◆ What the task asks: Locate every line below that contains the word "desc" and copy it.

Records from a data collection
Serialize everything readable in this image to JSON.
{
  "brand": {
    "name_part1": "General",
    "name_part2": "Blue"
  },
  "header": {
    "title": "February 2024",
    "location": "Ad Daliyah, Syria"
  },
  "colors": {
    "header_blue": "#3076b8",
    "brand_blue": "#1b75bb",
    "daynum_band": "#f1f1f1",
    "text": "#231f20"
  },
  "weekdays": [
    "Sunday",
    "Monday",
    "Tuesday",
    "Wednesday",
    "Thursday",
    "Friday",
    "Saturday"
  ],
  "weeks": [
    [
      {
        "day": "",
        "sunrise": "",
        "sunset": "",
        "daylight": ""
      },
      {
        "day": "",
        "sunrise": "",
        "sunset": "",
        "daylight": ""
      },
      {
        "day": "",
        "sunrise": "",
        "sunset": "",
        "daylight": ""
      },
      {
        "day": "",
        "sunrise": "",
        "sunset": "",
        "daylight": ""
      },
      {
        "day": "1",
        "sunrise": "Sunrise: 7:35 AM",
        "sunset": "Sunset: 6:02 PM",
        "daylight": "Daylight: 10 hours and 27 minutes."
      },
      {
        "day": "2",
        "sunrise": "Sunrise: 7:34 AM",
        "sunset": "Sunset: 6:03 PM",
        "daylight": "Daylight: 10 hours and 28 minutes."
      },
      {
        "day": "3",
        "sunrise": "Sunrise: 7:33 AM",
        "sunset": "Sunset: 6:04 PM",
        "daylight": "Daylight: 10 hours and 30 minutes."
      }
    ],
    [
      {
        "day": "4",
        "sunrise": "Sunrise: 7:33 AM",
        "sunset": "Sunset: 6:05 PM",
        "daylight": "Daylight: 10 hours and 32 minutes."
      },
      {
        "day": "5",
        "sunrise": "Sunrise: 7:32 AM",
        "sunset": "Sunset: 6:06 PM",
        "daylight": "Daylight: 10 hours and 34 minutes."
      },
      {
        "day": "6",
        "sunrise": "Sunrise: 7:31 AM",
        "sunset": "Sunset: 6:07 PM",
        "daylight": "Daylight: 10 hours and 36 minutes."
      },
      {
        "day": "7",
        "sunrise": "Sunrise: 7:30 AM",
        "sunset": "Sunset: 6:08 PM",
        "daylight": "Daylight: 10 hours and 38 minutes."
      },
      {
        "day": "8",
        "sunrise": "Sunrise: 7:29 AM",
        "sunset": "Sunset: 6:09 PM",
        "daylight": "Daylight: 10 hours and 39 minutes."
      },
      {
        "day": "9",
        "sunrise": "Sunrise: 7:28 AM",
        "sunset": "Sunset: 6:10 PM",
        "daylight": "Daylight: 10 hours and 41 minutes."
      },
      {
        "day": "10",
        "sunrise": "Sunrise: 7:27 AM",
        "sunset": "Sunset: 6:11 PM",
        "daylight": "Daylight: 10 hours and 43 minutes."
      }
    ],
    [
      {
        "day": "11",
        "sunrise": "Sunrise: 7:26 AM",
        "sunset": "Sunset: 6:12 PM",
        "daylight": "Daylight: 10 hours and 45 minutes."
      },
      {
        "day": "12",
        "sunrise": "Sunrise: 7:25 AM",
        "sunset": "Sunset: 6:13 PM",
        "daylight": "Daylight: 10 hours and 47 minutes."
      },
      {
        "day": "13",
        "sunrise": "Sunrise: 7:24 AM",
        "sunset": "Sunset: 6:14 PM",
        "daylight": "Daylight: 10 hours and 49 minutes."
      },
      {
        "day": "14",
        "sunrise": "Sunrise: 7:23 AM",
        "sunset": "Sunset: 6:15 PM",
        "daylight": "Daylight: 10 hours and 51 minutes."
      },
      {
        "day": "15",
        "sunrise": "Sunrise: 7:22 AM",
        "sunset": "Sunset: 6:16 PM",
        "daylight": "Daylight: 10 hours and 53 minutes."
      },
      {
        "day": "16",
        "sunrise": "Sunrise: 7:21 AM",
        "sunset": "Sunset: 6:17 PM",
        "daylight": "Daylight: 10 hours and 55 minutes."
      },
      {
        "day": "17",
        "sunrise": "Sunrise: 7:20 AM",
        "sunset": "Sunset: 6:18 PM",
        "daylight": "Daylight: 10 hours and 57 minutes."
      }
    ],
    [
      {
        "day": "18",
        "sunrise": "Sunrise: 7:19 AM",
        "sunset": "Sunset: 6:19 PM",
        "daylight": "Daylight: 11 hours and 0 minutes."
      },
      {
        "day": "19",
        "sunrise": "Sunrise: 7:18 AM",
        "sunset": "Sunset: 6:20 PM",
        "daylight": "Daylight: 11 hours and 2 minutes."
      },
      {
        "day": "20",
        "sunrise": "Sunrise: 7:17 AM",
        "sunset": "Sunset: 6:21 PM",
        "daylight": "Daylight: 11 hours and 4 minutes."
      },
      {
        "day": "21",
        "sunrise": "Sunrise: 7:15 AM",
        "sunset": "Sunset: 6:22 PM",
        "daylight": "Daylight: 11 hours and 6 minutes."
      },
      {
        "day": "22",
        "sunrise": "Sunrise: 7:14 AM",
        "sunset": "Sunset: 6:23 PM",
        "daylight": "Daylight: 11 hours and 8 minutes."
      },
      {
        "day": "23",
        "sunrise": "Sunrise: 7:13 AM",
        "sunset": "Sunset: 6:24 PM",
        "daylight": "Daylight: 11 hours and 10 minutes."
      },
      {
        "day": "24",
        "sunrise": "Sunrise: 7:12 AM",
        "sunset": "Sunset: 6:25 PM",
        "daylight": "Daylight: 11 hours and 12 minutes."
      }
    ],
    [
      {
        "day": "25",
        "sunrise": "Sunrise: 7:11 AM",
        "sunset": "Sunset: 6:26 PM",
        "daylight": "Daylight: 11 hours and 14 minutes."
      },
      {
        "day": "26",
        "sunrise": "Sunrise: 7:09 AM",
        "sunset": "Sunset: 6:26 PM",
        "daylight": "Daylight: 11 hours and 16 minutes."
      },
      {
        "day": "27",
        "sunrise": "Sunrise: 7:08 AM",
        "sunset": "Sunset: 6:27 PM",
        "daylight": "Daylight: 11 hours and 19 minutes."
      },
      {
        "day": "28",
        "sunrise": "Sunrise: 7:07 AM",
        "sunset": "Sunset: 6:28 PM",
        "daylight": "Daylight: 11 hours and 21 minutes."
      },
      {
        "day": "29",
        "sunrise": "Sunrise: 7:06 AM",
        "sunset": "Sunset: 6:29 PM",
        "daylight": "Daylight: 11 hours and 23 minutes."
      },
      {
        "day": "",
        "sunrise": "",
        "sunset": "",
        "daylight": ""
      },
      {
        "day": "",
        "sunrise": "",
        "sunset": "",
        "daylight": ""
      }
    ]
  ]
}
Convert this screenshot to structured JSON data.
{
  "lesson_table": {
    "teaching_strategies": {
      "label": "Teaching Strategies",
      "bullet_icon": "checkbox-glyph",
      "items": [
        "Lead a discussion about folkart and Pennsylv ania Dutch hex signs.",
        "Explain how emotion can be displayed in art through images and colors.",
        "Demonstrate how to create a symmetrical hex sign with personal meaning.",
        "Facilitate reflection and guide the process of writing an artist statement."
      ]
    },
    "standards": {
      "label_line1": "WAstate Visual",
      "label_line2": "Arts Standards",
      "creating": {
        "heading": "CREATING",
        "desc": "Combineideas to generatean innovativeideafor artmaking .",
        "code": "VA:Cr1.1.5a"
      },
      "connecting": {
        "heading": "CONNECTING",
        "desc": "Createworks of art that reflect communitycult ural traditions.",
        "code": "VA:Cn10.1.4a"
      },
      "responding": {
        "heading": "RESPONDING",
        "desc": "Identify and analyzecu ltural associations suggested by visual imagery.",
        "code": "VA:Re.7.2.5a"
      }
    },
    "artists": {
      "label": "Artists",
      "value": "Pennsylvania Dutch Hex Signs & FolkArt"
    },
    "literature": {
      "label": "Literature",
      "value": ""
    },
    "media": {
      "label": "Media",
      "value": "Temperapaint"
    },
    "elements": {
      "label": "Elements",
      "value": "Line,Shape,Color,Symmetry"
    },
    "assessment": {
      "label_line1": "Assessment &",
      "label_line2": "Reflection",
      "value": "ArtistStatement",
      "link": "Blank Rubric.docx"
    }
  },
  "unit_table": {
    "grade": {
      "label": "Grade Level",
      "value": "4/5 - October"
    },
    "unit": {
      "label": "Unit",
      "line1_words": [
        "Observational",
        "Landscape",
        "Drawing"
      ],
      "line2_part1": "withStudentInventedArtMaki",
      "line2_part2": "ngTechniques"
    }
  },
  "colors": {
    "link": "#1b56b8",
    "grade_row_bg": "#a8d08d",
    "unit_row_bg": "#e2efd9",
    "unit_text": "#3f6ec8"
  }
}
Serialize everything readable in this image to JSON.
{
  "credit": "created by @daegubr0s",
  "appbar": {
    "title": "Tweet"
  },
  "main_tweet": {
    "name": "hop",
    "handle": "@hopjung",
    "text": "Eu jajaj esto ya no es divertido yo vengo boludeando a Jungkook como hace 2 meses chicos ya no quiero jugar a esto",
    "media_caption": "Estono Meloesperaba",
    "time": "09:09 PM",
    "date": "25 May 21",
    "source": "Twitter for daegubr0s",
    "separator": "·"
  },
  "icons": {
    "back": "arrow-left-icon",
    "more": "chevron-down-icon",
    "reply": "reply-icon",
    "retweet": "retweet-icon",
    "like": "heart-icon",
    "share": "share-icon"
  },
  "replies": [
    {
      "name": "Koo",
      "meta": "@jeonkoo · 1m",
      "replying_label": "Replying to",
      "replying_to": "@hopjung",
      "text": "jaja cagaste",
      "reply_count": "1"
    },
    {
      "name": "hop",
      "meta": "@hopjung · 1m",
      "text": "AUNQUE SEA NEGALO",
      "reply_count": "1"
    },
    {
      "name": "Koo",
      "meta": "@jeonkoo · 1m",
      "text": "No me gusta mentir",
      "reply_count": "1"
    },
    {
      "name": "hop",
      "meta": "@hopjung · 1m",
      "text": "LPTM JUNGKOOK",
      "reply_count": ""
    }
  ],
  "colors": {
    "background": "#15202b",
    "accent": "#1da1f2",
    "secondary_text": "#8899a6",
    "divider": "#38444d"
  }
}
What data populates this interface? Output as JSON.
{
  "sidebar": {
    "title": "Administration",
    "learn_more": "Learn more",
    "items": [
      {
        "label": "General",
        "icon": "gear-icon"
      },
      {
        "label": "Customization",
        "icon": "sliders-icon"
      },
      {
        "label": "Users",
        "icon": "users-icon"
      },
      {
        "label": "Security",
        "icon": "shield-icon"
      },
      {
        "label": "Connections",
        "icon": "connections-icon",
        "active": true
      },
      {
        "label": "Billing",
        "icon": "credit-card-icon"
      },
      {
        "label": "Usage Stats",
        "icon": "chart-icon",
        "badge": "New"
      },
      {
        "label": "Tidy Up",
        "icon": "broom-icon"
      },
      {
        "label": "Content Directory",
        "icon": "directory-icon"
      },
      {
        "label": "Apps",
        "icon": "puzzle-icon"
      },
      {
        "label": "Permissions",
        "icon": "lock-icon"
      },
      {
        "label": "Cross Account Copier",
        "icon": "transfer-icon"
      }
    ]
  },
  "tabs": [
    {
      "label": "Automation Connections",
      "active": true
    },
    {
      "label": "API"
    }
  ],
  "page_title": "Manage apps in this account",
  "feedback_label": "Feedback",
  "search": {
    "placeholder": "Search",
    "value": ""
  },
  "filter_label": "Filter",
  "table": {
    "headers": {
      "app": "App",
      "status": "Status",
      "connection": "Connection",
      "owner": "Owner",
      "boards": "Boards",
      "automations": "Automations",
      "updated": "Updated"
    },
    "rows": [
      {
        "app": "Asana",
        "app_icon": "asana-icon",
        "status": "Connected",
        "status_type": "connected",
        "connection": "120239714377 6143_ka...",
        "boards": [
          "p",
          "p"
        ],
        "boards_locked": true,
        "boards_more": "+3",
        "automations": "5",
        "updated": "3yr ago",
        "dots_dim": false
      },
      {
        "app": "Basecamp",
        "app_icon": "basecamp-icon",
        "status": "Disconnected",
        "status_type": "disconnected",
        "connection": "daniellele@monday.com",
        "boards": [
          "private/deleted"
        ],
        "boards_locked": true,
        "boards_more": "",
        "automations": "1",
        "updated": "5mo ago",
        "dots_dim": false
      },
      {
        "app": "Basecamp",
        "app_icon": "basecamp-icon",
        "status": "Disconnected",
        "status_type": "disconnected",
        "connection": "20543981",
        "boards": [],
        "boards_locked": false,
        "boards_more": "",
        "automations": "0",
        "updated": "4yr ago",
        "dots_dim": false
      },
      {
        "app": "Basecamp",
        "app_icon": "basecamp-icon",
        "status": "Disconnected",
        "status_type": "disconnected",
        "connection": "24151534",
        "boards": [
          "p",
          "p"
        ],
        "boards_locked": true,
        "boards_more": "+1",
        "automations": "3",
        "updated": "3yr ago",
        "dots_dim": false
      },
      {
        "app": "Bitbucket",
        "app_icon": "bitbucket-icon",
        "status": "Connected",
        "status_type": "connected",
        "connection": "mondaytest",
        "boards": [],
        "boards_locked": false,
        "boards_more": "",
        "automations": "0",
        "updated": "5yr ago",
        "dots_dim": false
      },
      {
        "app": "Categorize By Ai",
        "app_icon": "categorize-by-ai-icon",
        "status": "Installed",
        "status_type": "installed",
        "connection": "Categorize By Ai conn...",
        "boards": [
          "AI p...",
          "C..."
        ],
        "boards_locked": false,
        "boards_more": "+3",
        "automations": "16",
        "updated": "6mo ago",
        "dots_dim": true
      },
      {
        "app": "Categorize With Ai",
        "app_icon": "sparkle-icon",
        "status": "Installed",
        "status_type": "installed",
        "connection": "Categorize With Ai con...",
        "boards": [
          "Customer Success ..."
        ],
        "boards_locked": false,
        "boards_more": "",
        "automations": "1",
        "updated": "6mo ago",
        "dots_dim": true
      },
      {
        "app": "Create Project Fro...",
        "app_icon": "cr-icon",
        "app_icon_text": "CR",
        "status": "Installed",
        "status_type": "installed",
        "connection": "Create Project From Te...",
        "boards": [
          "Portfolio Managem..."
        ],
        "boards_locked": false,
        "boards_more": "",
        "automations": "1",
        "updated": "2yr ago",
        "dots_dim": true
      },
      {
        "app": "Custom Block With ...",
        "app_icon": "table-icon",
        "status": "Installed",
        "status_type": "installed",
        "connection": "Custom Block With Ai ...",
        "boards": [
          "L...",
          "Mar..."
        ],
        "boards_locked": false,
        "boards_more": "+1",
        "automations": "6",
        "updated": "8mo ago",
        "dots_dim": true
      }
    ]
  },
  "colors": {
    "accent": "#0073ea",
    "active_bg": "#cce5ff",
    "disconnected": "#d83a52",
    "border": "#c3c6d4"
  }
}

◆ Exercise answer:
        "desc": "Combineideas to generatean innovativeideafor artmaking .",
        "desc": "Createworks of art that reflect communitycult ural traditions.",
        "desc": "Identify and analyzecu ltural associations suggested by visual imagery.",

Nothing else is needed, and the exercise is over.